→ **MATERIAL FOR THIS EXERCISE**
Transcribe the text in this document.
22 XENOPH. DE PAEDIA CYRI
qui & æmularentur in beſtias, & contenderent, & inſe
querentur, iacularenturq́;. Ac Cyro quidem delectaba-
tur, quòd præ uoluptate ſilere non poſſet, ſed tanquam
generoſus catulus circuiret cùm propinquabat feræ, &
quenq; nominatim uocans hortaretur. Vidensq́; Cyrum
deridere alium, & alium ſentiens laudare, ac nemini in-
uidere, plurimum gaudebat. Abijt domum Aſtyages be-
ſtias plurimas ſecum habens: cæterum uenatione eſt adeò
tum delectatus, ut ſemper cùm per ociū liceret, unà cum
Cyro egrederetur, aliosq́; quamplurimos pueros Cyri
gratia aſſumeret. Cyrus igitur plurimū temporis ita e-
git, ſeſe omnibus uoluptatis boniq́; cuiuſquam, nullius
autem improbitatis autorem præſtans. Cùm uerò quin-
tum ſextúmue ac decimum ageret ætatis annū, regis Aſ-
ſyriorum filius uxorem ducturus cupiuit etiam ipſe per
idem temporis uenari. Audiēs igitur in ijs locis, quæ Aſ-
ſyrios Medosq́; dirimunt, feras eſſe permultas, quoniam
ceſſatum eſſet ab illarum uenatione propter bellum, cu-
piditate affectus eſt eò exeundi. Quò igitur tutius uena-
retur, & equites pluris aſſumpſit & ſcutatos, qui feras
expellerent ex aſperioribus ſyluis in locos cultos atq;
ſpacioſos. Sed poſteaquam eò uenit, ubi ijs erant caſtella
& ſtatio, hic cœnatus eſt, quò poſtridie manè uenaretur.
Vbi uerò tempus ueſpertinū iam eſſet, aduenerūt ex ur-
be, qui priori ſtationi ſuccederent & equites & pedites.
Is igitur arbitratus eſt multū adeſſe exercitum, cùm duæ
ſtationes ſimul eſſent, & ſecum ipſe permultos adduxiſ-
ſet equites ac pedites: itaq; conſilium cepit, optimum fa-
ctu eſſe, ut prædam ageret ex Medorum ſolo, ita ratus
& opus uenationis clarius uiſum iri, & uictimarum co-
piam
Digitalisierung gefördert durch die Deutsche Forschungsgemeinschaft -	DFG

→ **EXERCISE**
Give the count of lines holding the word "uenatione" and nothing more.

→ **ANSWER BELOW**
2